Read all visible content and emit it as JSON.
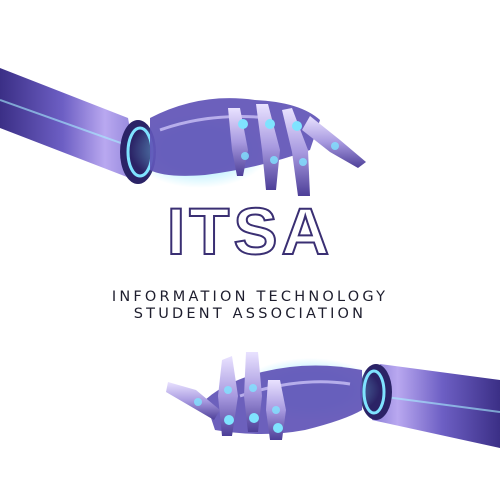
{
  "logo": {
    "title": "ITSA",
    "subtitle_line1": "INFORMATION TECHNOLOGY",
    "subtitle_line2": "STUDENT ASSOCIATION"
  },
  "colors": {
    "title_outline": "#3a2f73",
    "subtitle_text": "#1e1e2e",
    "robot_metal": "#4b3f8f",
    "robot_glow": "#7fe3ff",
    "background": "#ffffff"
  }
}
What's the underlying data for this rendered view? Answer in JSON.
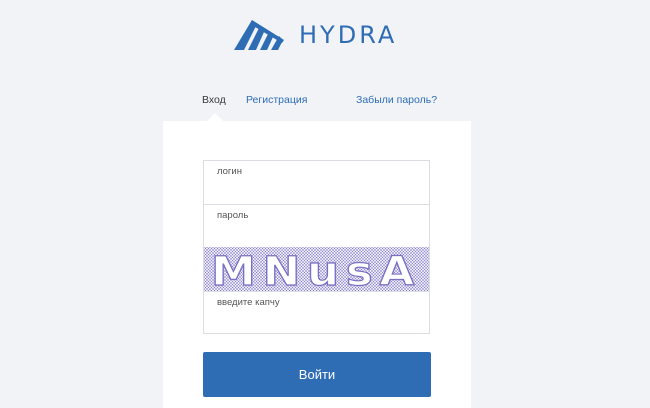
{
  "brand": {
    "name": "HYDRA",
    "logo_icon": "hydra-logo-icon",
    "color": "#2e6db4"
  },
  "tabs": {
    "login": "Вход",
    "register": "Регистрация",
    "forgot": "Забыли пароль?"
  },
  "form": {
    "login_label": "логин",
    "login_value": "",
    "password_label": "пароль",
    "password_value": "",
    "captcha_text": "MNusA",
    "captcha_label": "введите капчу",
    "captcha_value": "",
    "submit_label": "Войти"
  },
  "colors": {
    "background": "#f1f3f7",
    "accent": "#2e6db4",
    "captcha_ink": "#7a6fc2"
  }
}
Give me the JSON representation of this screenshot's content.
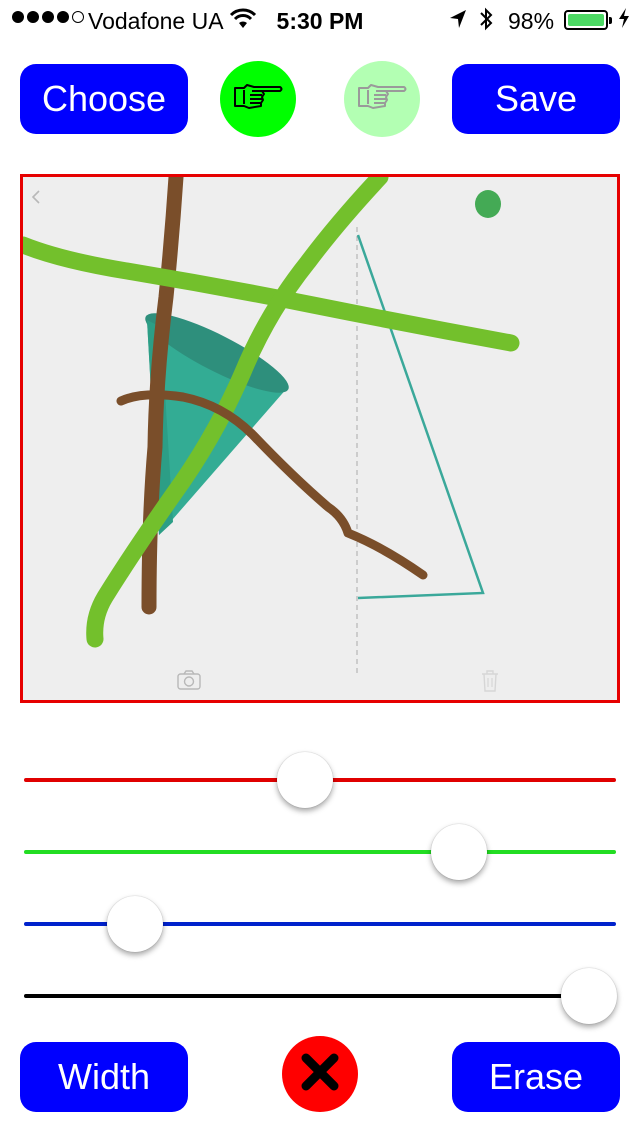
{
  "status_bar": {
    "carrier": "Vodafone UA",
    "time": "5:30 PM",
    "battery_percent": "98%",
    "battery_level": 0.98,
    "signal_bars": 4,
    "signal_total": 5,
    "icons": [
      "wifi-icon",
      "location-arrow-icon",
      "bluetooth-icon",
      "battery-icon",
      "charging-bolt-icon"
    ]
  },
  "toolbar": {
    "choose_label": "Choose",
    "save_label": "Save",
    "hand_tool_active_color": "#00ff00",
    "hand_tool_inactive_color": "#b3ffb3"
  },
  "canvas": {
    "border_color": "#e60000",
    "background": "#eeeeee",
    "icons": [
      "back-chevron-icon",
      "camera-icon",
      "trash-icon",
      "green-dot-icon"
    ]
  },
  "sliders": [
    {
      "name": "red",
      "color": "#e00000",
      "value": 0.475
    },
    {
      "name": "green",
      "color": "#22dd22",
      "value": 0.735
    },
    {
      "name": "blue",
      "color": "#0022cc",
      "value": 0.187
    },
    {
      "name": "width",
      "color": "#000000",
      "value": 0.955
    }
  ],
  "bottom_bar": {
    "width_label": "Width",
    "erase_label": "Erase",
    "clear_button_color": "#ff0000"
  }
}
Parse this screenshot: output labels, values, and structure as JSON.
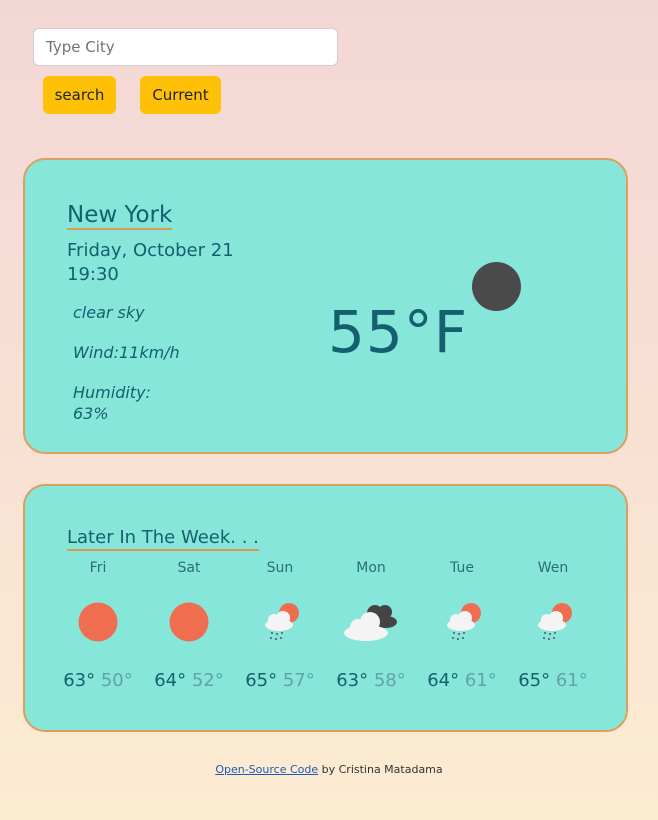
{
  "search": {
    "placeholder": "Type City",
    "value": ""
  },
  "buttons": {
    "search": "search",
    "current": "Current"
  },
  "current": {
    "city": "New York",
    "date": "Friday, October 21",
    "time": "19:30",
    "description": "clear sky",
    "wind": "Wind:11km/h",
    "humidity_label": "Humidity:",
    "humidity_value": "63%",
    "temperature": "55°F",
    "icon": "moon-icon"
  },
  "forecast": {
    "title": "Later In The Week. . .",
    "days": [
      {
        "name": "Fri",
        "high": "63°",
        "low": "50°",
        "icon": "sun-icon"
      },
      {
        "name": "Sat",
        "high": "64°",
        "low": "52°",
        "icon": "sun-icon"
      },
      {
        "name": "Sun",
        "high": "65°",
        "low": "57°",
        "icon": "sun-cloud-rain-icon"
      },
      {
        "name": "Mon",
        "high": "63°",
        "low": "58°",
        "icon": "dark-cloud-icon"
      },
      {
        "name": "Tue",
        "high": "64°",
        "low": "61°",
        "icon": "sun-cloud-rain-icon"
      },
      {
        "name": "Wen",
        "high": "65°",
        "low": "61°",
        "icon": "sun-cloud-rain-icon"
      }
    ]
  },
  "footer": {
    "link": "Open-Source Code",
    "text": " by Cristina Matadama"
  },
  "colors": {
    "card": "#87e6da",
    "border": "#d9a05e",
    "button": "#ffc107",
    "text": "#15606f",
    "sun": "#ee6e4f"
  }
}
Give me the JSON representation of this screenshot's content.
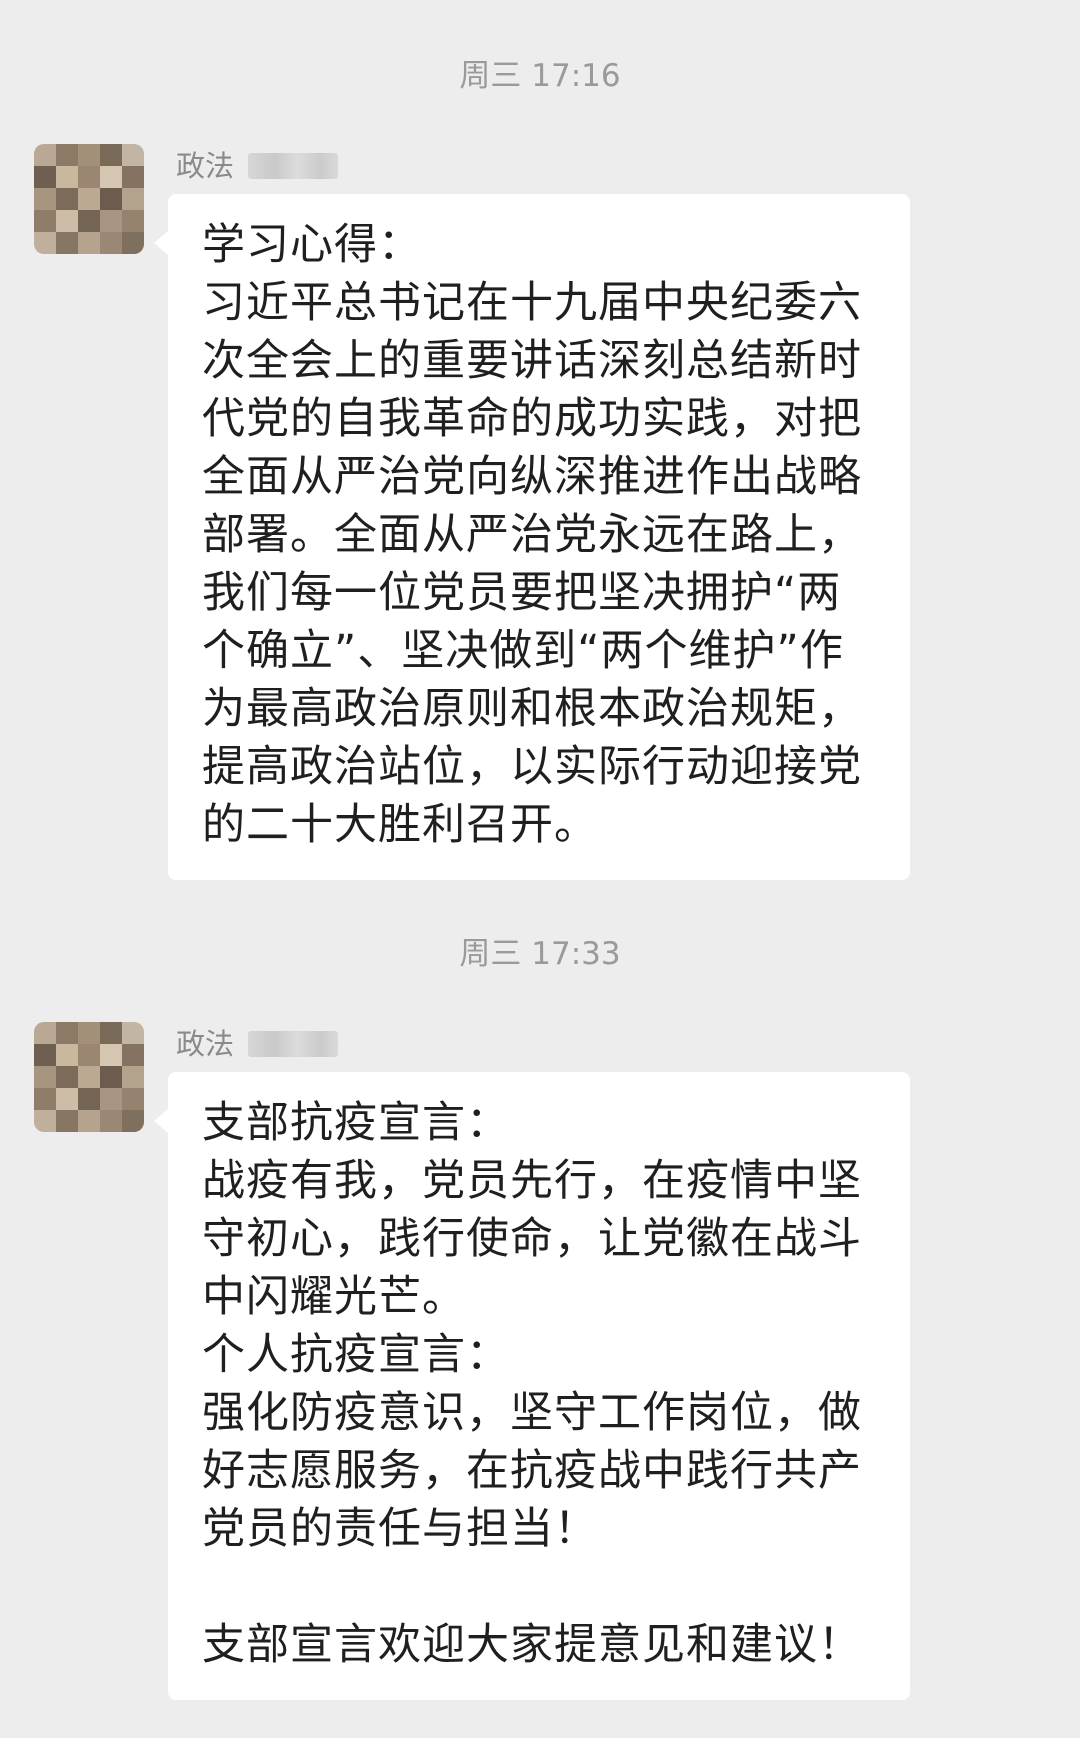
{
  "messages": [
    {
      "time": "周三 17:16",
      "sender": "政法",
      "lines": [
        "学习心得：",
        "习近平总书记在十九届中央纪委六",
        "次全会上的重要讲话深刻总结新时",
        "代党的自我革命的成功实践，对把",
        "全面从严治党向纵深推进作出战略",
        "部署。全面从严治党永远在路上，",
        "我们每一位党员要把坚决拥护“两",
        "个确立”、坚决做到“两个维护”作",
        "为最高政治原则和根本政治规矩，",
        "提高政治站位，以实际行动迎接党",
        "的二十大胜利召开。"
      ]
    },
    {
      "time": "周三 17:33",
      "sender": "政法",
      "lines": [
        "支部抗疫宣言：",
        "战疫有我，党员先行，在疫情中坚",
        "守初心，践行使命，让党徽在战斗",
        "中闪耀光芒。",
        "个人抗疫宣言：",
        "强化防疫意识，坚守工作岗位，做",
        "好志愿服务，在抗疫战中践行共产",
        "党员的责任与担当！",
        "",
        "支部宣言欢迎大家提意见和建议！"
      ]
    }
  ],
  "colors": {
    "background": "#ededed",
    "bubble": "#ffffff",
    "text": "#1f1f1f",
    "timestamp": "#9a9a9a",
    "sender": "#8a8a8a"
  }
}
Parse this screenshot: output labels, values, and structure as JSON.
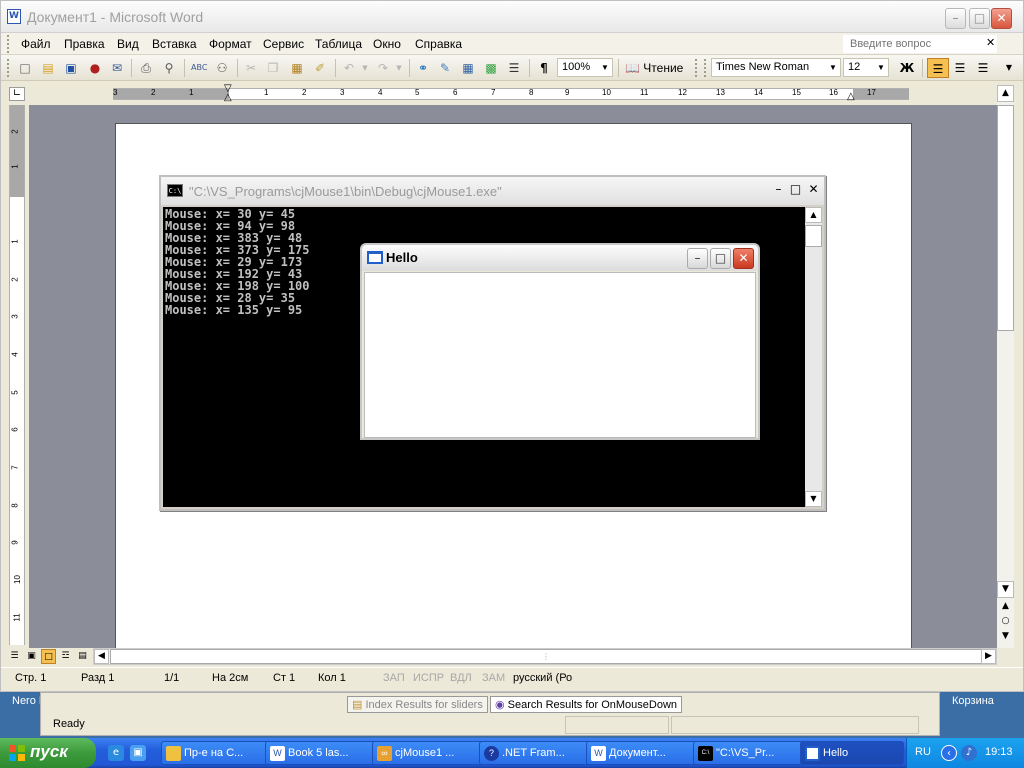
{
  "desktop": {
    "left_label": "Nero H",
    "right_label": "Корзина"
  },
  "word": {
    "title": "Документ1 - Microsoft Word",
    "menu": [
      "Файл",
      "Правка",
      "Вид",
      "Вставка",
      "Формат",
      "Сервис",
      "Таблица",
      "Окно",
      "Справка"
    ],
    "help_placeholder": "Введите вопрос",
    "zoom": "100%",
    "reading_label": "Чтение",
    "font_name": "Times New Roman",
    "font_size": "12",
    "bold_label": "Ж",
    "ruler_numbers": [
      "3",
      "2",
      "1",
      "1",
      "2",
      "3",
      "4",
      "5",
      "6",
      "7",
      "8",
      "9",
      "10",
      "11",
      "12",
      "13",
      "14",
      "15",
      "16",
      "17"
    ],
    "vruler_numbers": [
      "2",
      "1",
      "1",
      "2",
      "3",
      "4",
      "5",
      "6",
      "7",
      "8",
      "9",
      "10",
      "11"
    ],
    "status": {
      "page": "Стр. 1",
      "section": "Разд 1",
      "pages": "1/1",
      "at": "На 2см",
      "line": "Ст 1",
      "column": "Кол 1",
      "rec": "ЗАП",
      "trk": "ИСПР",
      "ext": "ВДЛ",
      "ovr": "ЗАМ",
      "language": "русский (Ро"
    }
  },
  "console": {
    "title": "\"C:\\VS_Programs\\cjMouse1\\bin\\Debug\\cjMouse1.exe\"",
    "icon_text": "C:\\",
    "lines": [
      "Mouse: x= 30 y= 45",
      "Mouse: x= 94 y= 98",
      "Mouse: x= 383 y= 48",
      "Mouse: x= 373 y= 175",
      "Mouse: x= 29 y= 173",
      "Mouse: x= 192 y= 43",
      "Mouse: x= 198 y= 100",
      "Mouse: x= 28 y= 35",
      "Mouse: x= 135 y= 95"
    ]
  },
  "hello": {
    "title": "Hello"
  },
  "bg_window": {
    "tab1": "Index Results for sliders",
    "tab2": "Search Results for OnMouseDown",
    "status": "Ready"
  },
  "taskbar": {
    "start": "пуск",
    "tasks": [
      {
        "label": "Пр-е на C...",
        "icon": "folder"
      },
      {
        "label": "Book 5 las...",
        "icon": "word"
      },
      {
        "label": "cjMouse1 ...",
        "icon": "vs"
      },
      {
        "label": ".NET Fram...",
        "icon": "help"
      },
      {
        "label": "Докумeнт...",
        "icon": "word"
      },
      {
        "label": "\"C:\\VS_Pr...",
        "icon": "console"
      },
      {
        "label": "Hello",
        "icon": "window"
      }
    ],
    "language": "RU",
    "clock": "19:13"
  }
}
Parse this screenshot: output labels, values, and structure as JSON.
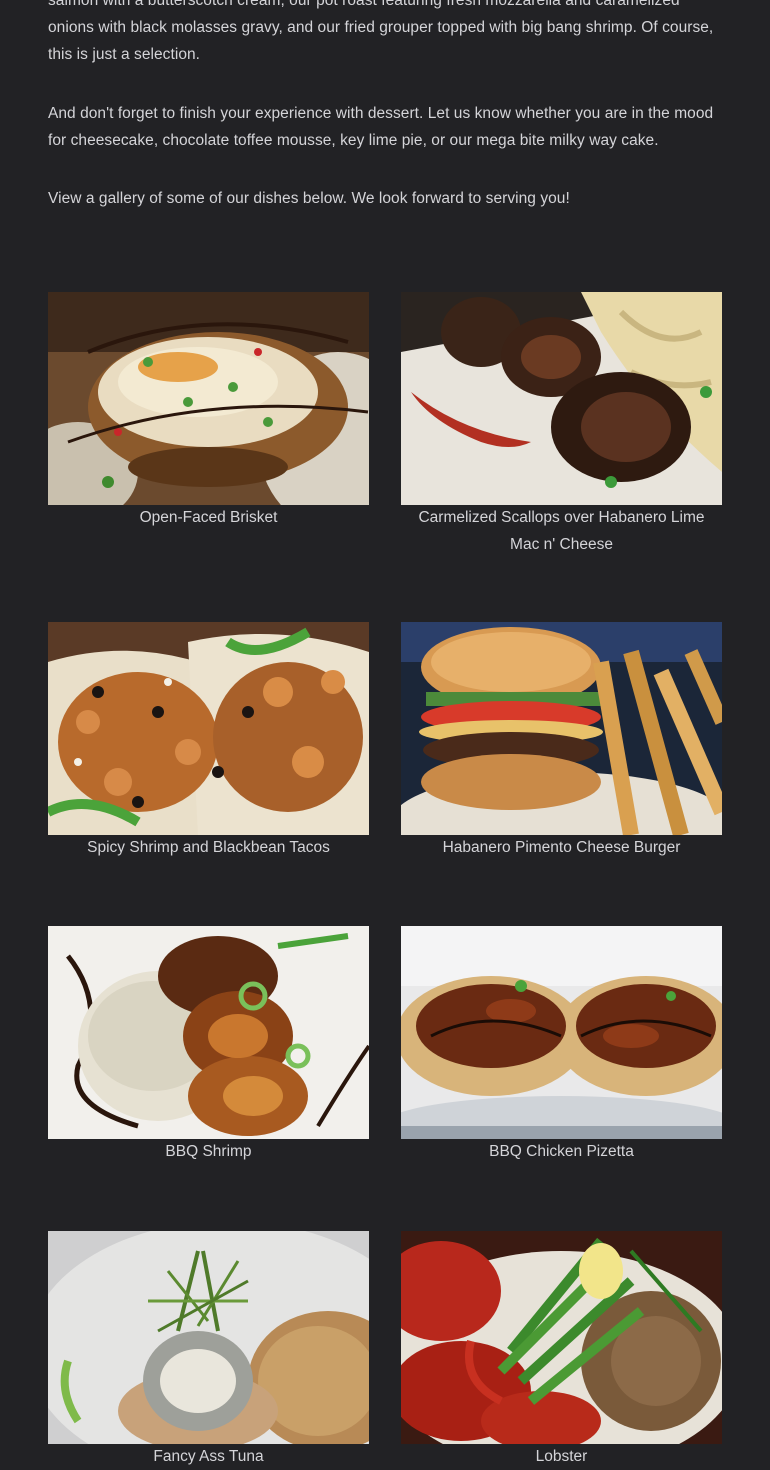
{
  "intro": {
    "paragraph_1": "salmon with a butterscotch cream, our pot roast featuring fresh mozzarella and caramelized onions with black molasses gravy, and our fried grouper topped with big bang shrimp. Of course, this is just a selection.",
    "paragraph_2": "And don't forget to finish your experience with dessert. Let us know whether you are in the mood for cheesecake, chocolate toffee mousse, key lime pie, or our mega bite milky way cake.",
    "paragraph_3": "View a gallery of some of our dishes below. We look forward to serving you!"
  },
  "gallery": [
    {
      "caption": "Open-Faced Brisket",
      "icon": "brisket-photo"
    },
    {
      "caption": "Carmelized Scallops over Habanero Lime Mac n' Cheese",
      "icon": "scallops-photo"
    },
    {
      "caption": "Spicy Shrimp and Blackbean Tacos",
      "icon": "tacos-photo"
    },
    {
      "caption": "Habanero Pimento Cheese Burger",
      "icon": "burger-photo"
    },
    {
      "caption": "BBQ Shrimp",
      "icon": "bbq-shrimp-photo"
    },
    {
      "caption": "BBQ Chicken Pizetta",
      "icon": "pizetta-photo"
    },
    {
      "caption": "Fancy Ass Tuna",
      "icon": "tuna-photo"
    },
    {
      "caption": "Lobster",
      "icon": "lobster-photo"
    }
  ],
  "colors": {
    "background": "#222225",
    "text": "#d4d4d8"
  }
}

######

Requirement → Every line above that contains the word "caption" should be reported.

Full output →
      "caption": "Open-Faced Brisket",
      "caption": "Carmelized Scallops over Habanero Lime Mac n' Cheese",
      "caption": "Spicy Shrimp and Blackbean Tacos",
      "caption": "Habanero Pimento Cheese Burger",
      "caption": "BBQ Shrimp",
      "caption": "BBQ Chicken Pizetta",
      "caption": "Fancy Ass Tuna",
      "caption": "Lobster",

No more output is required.